(Data entries)
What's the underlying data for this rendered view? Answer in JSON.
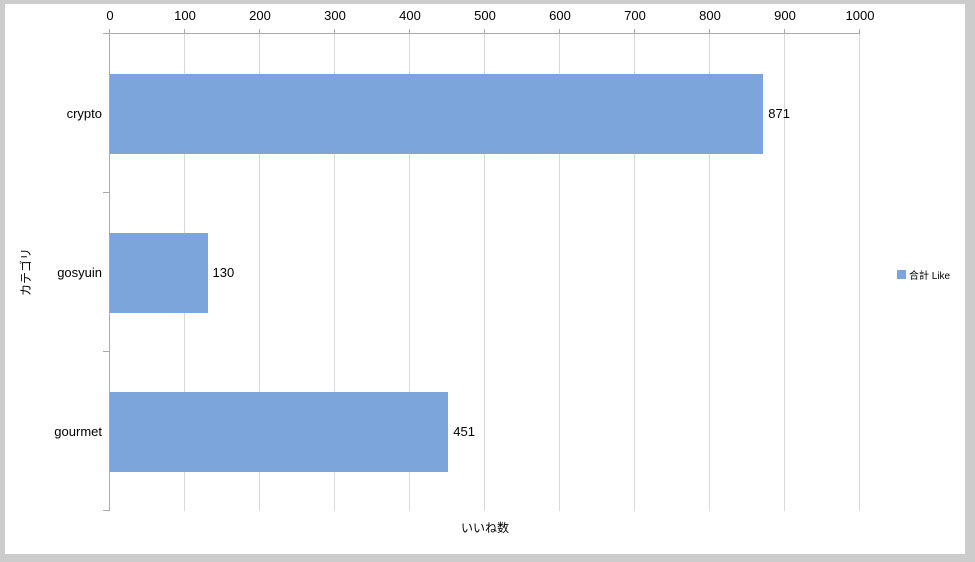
{
  "chart_data": {
    "type": "bar",
    "orientation": "horizontal",
    "title": "",
    "xlabel": "いいね数",
    "ylabel": "カテゴリ",
    "categories": [
      "crypto",
      "gosyuin",
      "gourmet"
    ],
    "series": [
      {
        "name": "合計 Like",
        "values": [
          871,
          130,
          451
        ]
      }
    ],
    "data_labels": [
      "871",
      "130",
      "451"
    ],
    "xlim": [
      0,
      1000
    ],
    "xticks": [
      "0",
      "100",
      "200",
      "300",
      "400",
      "500",
      "600",
      "700",
      "800",
      "900",
      "1000"
    ],
    "grid": "major-vertical-gridlines",
    "legend_position": "right-middle",
    "value_axis_position": "top",
    "colors": {
      "bar": "#7CA5DB",
      "gridline": "#D9D9D9",
      "axis": "#ABABAB",
      "text": "#000000",
      "frame": "#CCCCCC",
      "background": "#FFFFFF"
    }
  }
}
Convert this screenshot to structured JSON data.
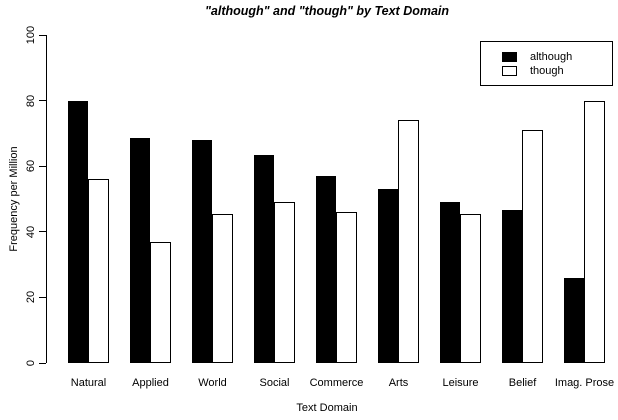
{
  "title": "\"although\" and \"though\" by Text Domain",
  "colors": {
    "foreground": "#000000",
    "background": "#FFFFFF",
    "bar_although_fill": "#000000",
    "bar_though_fill": "#FFFFFF",
    "bar_border": "#000000"
  },
  "chart_data": {
    "type": "bar",
    "title": "\"although\" and \"though\" by Text Domain",
    "xlabel": "Text Domain",
    "ylabel": "Frequency per Million",
    "ylim": [
      0,
      100
    ],
    "yticks": [
      0,
      20,
      40,
      60,
      80,
      100
    ],
    "grid": false,
    "legend_position": "top-right",
    "categories": [
      "Natural",
      "Applied",
      "World",
      "Social",
      "Commerce",
      "Arts",
      "Leisure",
      "Belief",
      "Imag. Prose"
    ],
    "series": [
      {
        "name": "although",
        "fill": "#000000",
        "values": [
          80,
          68.5,
          68,
          63.5,
          57,
          53,
          49,
          46.5,
          26
        ]
      },
      {
        "name": "though",
        "fill": "#FFFFFF",
        "values": [
          56,
          37,
          45.5,
          49,
          46,
          74,
          45.5,
          71,
          80
        ]
      }
    ]
  }
}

Your instructions:
Where a line in the entries holds the word "name", copy that line.

Expected output:
        "name": "合計 Like",
        "name": "although",
        "name": "though",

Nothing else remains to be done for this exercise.